Recorded information —
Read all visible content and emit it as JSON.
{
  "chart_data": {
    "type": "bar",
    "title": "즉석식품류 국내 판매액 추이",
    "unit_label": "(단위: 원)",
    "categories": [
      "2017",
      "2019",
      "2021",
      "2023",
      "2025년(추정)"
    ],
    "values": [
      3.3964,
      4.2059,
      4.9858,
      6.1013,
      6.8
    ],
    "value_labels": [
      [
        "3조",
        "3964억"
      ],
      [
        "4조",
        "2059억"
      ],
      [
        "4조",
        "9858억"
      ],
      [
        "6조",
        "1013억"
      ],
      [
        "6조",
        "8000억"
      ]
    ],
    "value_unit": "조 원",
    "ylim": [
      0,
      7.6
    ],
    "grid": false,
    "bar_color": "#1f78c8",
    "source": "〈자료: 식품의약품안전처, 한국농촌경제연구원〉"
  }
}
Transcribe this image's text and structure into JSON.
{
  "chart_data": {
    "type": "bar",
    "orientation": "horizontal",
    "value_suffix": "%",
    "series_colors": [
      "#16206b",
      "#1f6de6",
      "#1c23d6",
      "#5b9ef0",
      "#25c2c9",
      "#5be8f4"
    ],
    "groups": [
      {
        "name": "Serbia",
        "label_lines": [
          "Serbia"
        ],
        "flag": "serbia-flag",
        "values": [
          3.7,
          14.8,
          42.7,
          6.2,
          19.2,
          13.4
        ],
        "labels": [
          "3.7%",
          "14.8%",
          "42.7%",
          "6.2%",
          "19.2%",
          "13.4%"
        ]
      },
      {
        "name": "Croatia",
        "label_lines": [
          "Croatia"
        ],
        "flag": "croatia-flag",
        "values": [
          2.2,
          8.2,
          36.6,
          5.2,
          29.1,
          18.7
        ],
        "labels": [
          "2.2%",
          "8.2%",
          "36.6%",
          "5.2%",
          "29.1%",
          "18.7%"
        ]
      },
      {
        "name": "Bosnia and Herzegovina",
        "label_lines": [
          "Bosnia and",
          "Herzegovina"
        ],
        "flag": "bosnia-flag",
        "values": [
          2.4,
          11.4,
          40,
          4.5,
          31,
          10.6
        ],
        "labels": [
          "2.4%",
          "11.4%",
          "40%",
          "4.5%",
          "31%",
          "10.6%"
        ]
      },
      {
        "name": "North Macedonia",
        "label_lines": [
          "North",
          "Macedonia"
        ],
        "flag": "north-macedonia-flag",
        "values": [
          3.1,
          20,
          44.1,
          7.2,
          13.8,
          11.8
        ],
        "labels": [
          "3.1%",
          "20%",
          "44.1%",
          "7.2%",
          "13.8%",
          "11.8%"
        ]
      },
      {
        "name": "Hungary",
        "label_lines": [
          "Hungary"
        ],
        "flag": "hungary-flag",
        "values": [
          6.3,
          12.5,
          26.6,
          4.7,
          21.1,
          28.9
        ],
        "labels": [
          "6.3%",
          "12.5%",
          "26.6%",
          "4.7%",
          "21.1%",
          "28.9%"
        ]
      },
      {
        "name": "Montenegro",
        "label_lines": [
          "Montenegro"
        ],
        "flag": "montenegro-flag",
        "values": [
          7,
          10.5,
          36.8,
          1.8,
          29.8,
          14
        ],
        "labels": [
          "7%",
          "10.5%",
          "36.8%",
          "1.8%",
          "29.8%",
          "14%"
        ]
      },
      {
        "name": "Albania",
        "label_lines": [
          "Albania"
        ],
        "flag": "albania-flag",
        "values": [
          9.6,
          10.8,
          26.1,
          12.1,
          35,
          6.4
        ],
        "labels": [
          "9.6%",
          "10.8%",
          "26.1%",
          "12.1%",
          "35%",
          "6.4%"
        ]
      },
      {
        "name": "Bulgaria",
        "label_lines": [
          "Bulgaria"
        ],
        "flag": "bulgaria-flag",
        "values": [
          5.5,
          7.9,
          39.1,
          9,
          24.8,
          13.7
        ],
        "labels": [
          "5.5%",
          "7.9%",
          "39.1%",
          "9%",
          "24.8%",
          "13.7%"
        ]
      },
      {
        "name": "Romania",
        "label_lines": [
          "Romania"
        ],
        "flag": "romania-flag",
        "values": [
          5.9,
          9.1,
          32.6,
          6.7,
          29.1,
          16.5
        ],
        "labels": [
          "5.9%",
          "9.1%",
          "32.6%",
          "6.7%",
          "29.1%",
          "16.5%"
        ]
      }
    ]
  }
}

What to do —
Extract every entry in the listing word for word.

Response below —
Read all visible content and emit it as JSON.
{
  "chart_data": {
    "type": "bar",
    "title": "즉석식품류 국내 판매액 추이",
    "unit_label": "(단위: 원)",
    "categories": [
      "2017",
      "2019",
      "2021",
      "2023",
      "2025년(추정)"
    ],
    "values": [
      3.3964,
      4.2059,
      4.9858,
      6.1013,
      6.8
    ],
    "value_labels": [
      [
        "3조",
        "3964억"
      ],
      [
        "4조",
        "2059억"
      ],
      [
        "4조",
        "9858억"
      ],
      [
        "6조",
        "1013억"
      ],
      [
        "6조",
        "8000억"
      ]
    ],
    "value_unit": "조 원",
    "ylim": [
      0,
      7.6
    ],
    "grid": false,
    "bar_color": "#1f78c8",
    "source": "〈자료: 식품의약품안전처, 한국농촌경제연구원〉"
  }
}
Transcribe this image's text and structure into JSON.
{
  "chart_data": {
    "type": "bar",
    "orientation": "horizontal",
    "value_suffix": "%",
    "series_colors": [
      "#16206b",
      "#1f6de6",
      "#1c23d6",
      "#5b9ef0",
      "#25c2c9",
      "#5be8f4"
    ],
    "groups": [
      {
        "name": "Serbia",
        "label_lines": [
          "Serbia"
        ],
        "flag": "serbia-flag",
        "values": [
          3.7,
          14.8,
          42.7,
          6.2,
          19.2,
          13.4
        ],
        "labels": [
          "3.7%",
          "14.8%",
          "42.7%",
          "6.2%",
          "19.2%",
          "13.4%"
        ]
      },
      {
        "name": "Croatia",
        "label_lines": [
          "Croatia"
        ],
        "flag": "croatia-flag",
        "values": [
          2.2,
          8.2,
          36.6,
          5.2,
          29.1,
          18.7
        ],
        "labels": [
          "2.2%",
          "8.2%",
          "36.6%",
          "5.2%",
          "29.1%",
          "18.7%"
        ]
      },
      {
        "name": "Bosnia and Herzegovina",
        "label_lines": [
          "Bosnia and",
          "Herzegovina"
        ],
        "flag": "bosnia-flag",
        "values": [
          2.4,
          11.4,
          40,
          4.5,
          31,
          10.6
        ],
        "labels": [
          "2.4%",
          "11.4%",
          "40%",
          "4.5%",
          "31%",
          "10.6%"
        ]
      },
      {
        "name": "North Macedonia",
        "label_lines": [
          "North",
          "Macedonia"
        ],
        "flag": "north-macedonia-flag",
        "values": [
          3.1,
          20,
          44.1,
          7.2,
          13.8,
          11.8
        ],
        "labels": [
          "3.1%",
          "20%",
          "44.1%",
          "7.2%",
          "13.8%",
          "11.8%"
        ]
      },
      {
        "name": "Hungary",
        "label_lines": [
          "Hungary"
        ],
        "flag": "hungary-flag",
        "values": [
          6.3,
          12.5,
          26.6,
          4.7,
          21.1,
          28.9
        ],
        "labels": [
          "6.3%",
          "12.5%",
          "26.6%",
          "4.7%",
          "21.1%",
          "28.9%"
        ]
      },
      {
        "name": "Montenegro",
        "label_lines": [
          "Montenegro"
        ],
        "flag": "montenegro-flag",
        "values": [
          7,
          10.5,
          36.8,
          1.8,
          29.8,
          14
        ],
        "labels": [
          "7%",
          "10.5%",
          "36.8%",
          "1.8%",
          "29.8%",
          "14%"
        ]
      },
      {
        "name": "Albania",
        "label_lines": [
          "Albania"
        ],
        "flag": "albania-flag",
        "values": [
          9.6,
          10.8,
          26.1,
          12.1,
          35,
          6.4
        ],
        "labels": [
          "9.6%",
          "10.8%",
          "26.1%",
          "12.1%",
          "35%",
          "6.4%"
        ]
      },
      {
        "name": "Bulgaria",
        "label_lines": [
          "Bulgaria"
        ],
        "flag": "bulgaria-flag",
        "values": [
          5.5,
          7.9,
          39.1,
          9,
          24.8,
          13.7
        ],
        "labels": [
          "5.5%",
          "7.9%",
          "39.1%",
          "9%",
          "24.8%",
          "13.7%"
        ]
      },
      {
        "name": "Romania",
        "label_lines": [
          "Romania"
        ],
        "flag": "romania-flag",
        "values": [
          5.9,
          9.1,
          32.6,
          6.7,
          29.1,
          16.5
        ],
        "labels": [
          "5.9%",
          "9.1%",
          "32.6%",
          "6.7%",
          "29.1%",
          "16.5%"
        ]
      }
    ]
  }
}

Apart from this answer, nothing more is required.